WRITTEN REQUEST
Filter the records below down to lines containing "page".

PROVIDED DATA

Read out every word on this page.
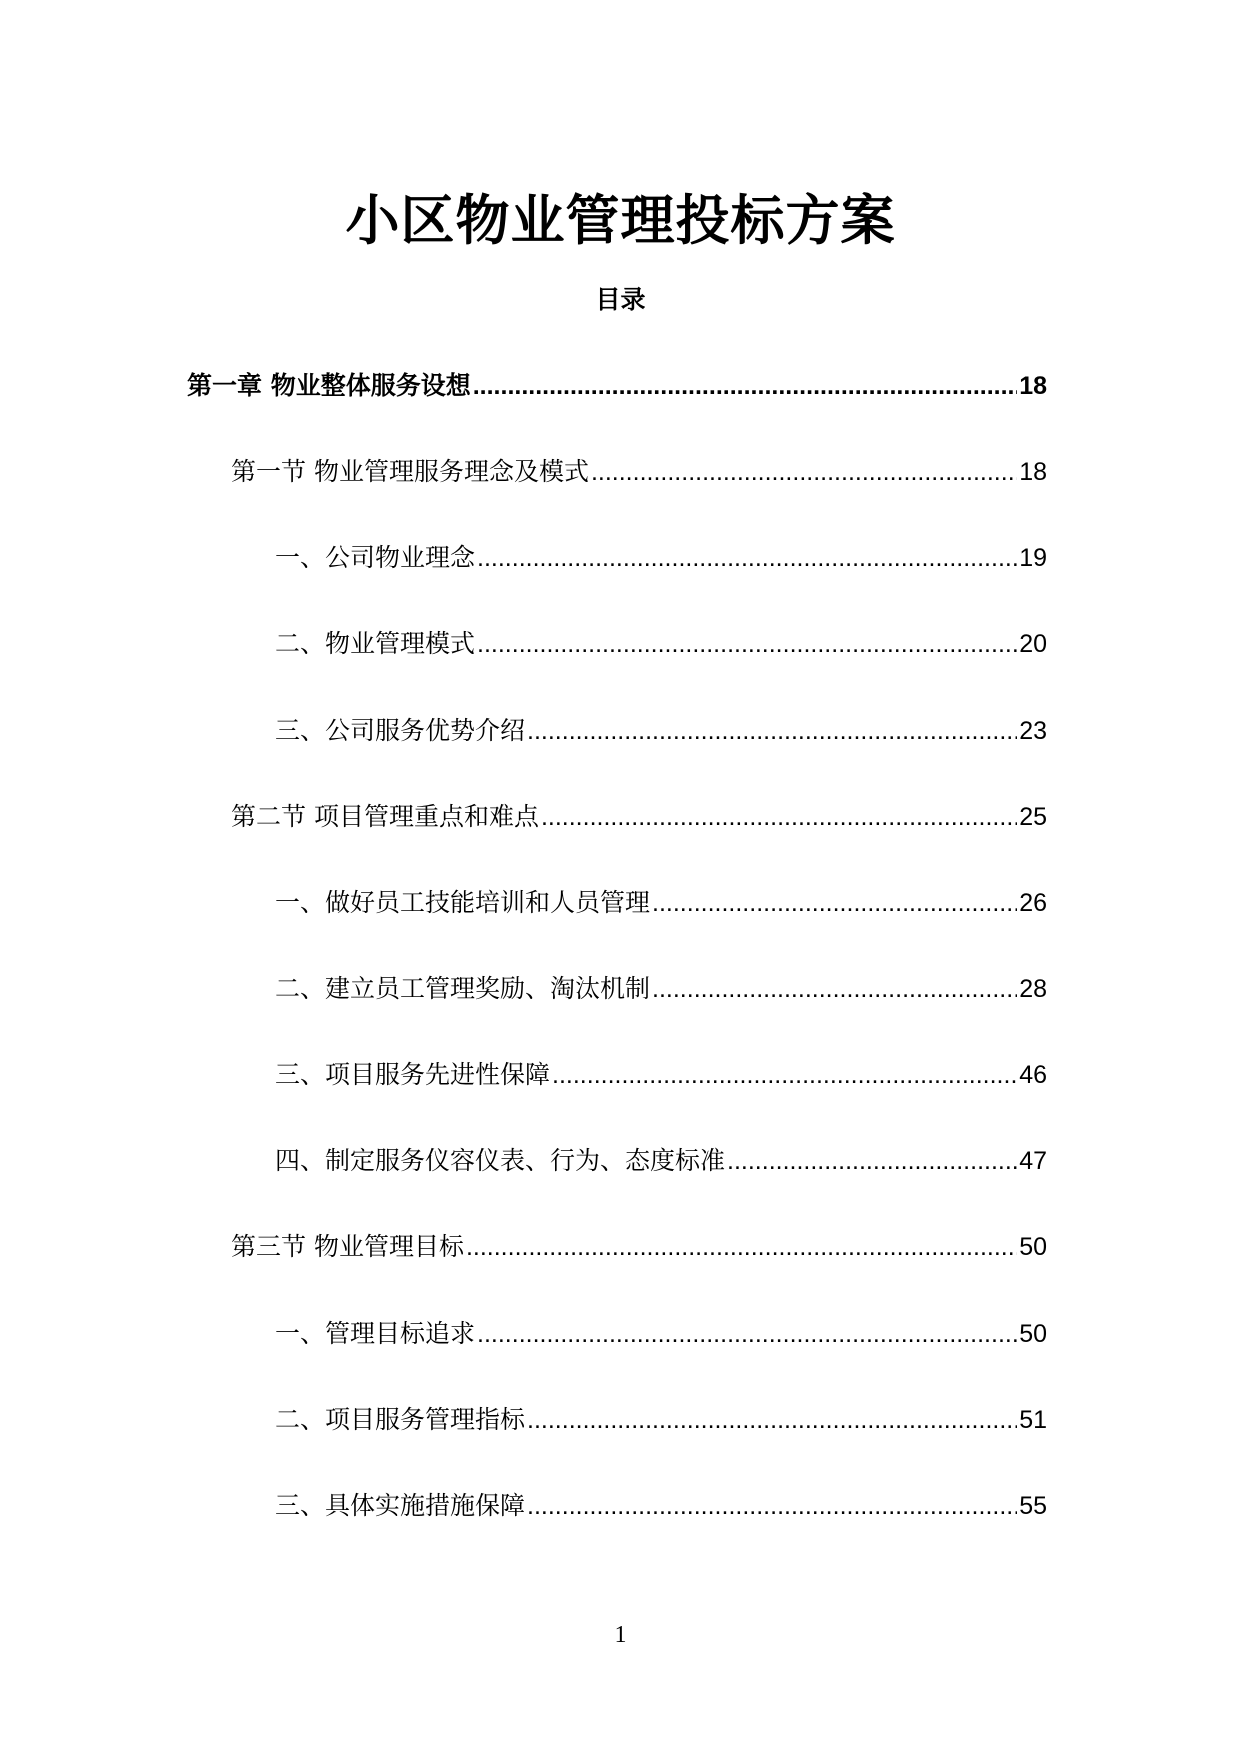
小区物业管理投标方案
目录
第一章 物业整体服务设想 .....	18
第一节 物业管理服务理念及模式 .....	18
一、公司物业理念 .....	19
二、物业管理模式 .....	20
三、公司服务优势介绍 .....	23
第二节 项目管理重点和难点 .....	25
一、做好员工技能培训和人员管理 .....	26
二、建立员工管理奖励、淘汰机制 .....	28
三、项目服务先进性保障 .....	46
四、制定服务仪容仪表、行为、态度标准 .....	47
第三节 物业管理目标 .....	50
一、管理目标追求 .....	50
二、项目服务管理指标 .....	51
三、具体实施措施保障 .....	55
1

---

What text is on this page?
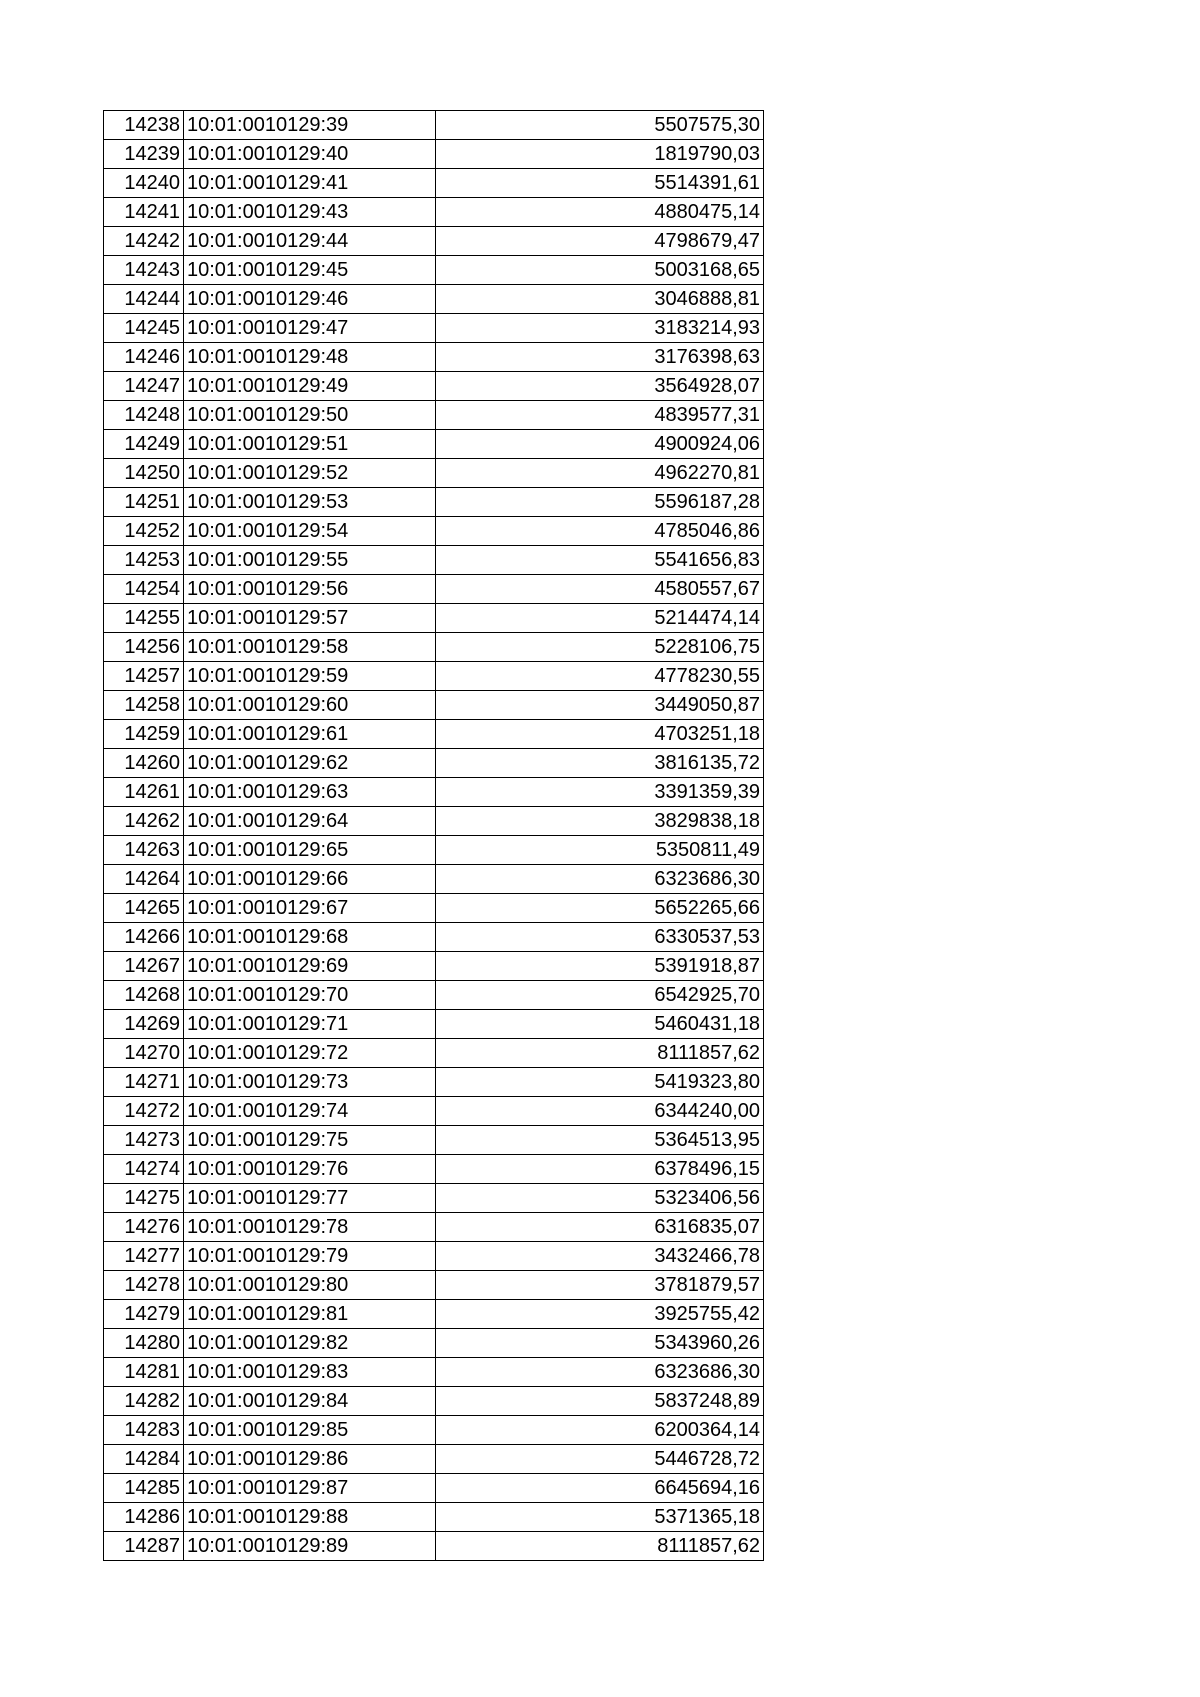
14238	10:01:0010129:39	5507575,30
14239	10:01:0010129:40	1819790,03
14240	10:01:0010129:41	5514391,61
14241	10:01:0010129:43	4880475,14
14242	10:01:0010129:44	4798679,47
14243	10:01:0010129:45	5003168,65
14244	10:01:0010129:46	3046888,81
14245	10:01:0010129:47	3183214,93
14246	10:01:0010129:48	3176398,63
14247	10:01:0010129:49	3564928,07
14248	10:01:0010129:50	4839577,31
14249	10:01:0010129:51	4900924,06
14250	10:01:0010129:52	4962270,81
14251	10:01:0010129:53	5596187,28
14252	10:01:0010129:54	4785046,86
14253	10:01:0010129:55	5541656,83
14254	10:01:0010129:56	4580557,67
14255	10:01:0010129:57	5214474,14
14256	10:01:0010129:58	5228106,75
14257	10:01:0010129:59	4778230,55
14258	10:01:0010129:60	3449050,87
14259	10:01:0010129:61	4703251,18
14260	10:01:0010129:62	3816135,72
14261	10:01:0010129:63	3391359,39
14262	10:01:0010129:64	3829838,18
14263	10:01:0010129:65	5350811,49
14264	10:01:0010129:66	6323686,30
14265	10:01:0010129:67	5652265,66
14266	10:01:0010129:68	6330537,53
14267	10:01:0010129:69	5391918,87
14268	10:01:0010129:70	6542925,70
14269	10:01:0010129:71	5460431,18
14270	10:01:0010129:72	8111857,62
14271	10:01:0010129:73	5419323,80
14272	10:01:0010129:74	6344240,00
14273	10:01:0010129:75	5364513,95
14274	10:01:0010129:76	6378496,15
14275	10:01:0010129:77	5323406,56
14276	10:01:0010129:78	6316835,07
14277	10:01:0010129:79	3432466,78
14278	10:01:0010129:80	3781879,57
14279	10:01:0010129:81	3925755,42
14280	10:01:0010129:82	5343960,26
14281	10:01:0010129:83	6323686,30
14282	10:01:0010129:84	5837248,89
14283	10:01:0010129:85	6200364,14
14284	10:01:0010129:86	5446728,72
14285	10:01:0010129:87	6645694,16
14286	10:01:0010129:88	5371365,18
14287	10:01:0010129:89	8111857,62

TASK ANSWER
Read out every word on this page.
What text is on this page?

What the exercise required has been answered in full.